- [SUPPLIED MATERIAL]

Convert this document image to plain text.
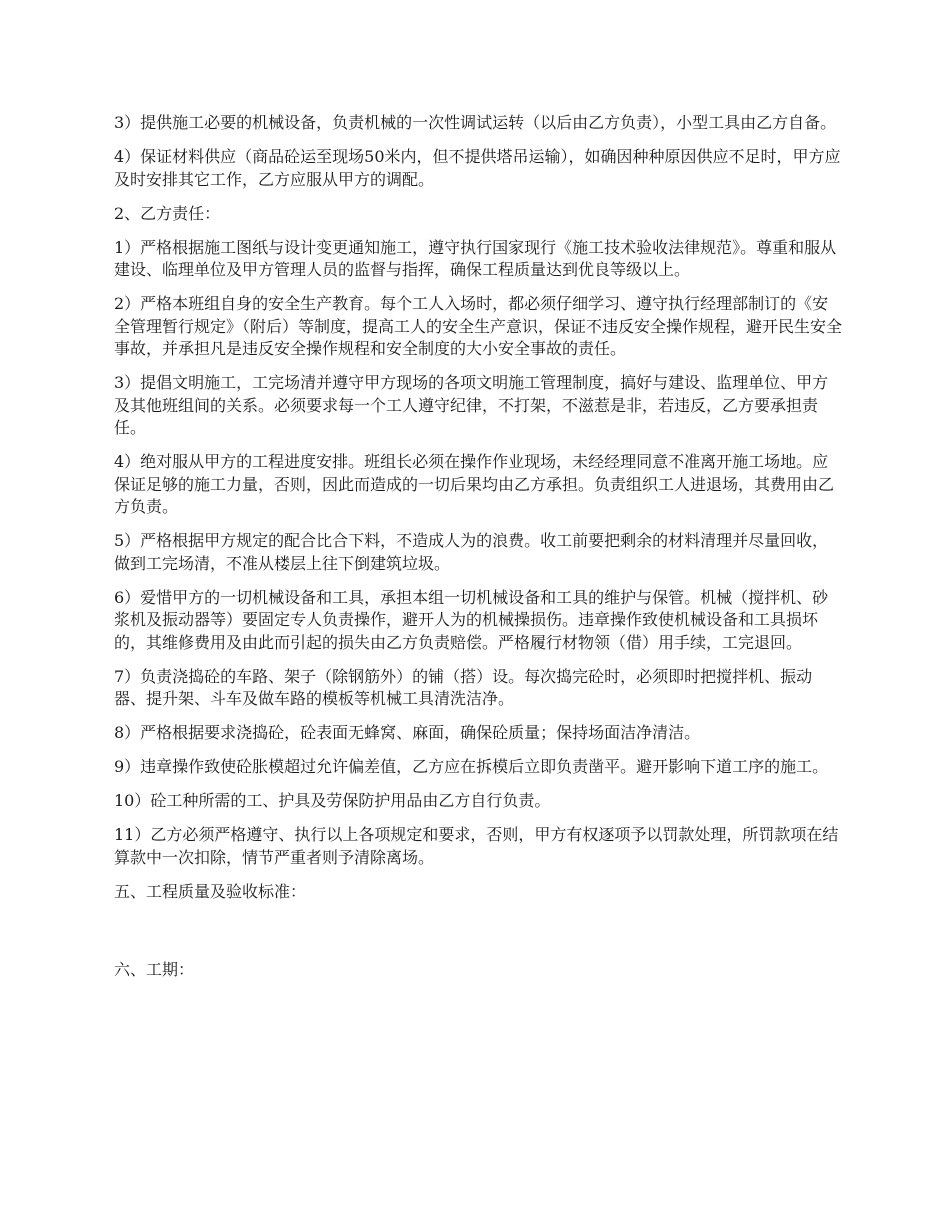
3）提供施工必要的机械设备，负责机械的一次性调试运转（以后由乙方负责），小型工具由乙方自备。

4）保证材料供应（商品砼运至现场50米内，但不提供塔吊运输），如确因种种原因供应不足时，甲方应及时安排其它工作，乙方应服从甲方的调配。

2、乙方责任：

1）严格根据施工图纸与设计变更通知施工，遵守执行国家现行《施工技术验收法律规范》。尊重和服从建设、临理单位及甲方管理人员的监督与指挥，确保工程质量达到优良等级以上。

2）严格本班组自身的安全生产教育。每个工人入场时，都必须仔细学习、遵守执行经理部制订的《安全管理暂行规定》（附后）等制度，提高工人的安全生产意识，保证不违反安全操作规程，避开民生安全事故，并承担凡是违反安全操作规程和安全制度的大小安全事故的责任。

3）提倡文明施工，工完场清并遵守甲方现场的各项文明施工管理制度，搞好与建设、监理单位、甲方及其他班组间的关系。必须要求每一个工人遵守纪律，不打架，不滋惹是非，若违反，乙方要承担责任。

4）绝对服从甲方的工程进度安排。班组长必须在操作作业现场，未经经理同意不准离开施工场地。应保证足够的施工力量，否则，因此而造成的一切后果均由乙方承担。负责组织工人进退场，其费用由乙方负责。

5）严格根据甲方规定的配合比合下料，不造成人为的浪费。收工前要把剩余的材料清理并尽量回收，做到工完场清，不准从楼层上往下倒建筑垃圾。

6）爱惜甲方的一切机械设备和工具，承担本组一切机械设备和工具的维护与保管。机械（搅拌机、砂浆机及振动器等）要固定专人负责操作，避开人为的机械操损伤。违章操作致使机械设备和工具损坏的，其维修费用及由此而引起的损失由乙方负责赔偿。严格履行材物领（借）用手续，工完退回。

7）负责浇捣砼的车路、架子（除钢筋外）的铺（搭）设。每次捣完砼时，必须即时把搅拌机、振动器、提升架、斗车及做车路的模板等机械工具清洗洁净。

8）严格根据要求浇捣砼，砼表面无蜂窝、麻面，确保砼质量；保持场面洁净清洁。

9）违章操作致使砼胀模超过允许偏差值，乙方应在拆模后立即负责凿平。避开影响下道工序的施工。

10）砼工种所需的工、护具及劳保防护用品由乙方自行负责。

11）乙方必须严格遵守、执行以上各项规定和要求，否则，甲方有权逐项予以罚款处理，所罚款项在结算款中一次扣除，情节严重者则予清除离场。

五、工程质量及验收标准：

六、工期：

- [STATED EXERCISE] Transcribe all the lines above exactly, apart from the pictures.

- [THE ANSWER]
Convert this document image to plain text.
3）提供施工必要的机械设备，负责机械的一次性调试运转（以后由乙方负责），小型工具由乙方自备。

4）保证材料供应（商品砼运至现场50米内，但不提供塔吊运输），如确因种种原因供应不足时，甲方应及时安排其它工作，乙方应服从甲方的调配。

2、乙方责任：

1）严格根据施工图纸与设计变更通知施工，遵守执行国家现行《施工技术验收法律规范》。尊重和服从建设、临理单位及甲方管理人员的监督与指挥，确保工程质量达到优良等级以上。

2）严格本班组自身的安全生产教育。每个工人入场时，都必须仔细学习、遵守执行经理部制订的《安全管理暂行规定》（附后）等制度，提高工人的安全生产意识，保证不违反安全操作规程，避开民生安全事故，并承担凡是违反安全操作规程和安全制度的大小安全事故的责任。

3）提倡文明施工，工完场清并遵守甲方现场的各项文明施工管理制度，搞好与建设、监理单位、甲方及其他班组间的关系。必须要求每一个工人遵守纪律，不打架，不滋惹是非，若违反，乙方要承担责任。

4）绝对服从甲方的工程进度安排。班组长必须在操作作业现场，未经经理同意不准离开施工场地。应保证足够的施工力量，否则，因此而造成的一切后果均由乙方承担。负责组织工人进退场，其费用由乙方负责。

5）严格根据甲方规定的配合比合下料，不造成人为的浪费。收工前要把剩余的材料清理并尽量回收，做到工完场清，不准从楼层上往下倒建筑垃圾。

6）爱惜甲方的一切机械设备和工具，承担本组一切机械设备和工具的维护与保管。机械（搅拌机、砂浆机及振动器等）要固定专人负责操作，避开人为的机械操损伤。违章操作致使机械设备和工具损坏的，其维修费用及由此而引起的损失由乙方负责赔偿。严格履行材物领（借）用手续，工完退回。

7）负责浇捣砼的车路、架子（除钢筋外）的铺（搭）设。每次捣完砼时，必须即时把搅拌机、振动器、提升架、斗车及做车路的模板等机械工具清洗洁净。

8）严格根据要求浇捣砼，砼表面无蜂窝、麻面，确保砼质量；保持场面洁净清洁。

9）违章操作致使砼胀模超过允许偏差值，乙方应在拆模后立即负责凿平。避开影响下道工序的施工。

10）砼工种所需的工、护具及劳保防护用品由乙方自行负责。

11）乙方必须严格遵守、执行以上各项规定和要求，否则，甲方有权逐项予以罚款处理，所罚款项在结算款中一次扣除，情节严重者则予清除离场。

五、工程质量及验收标准：

六、工期：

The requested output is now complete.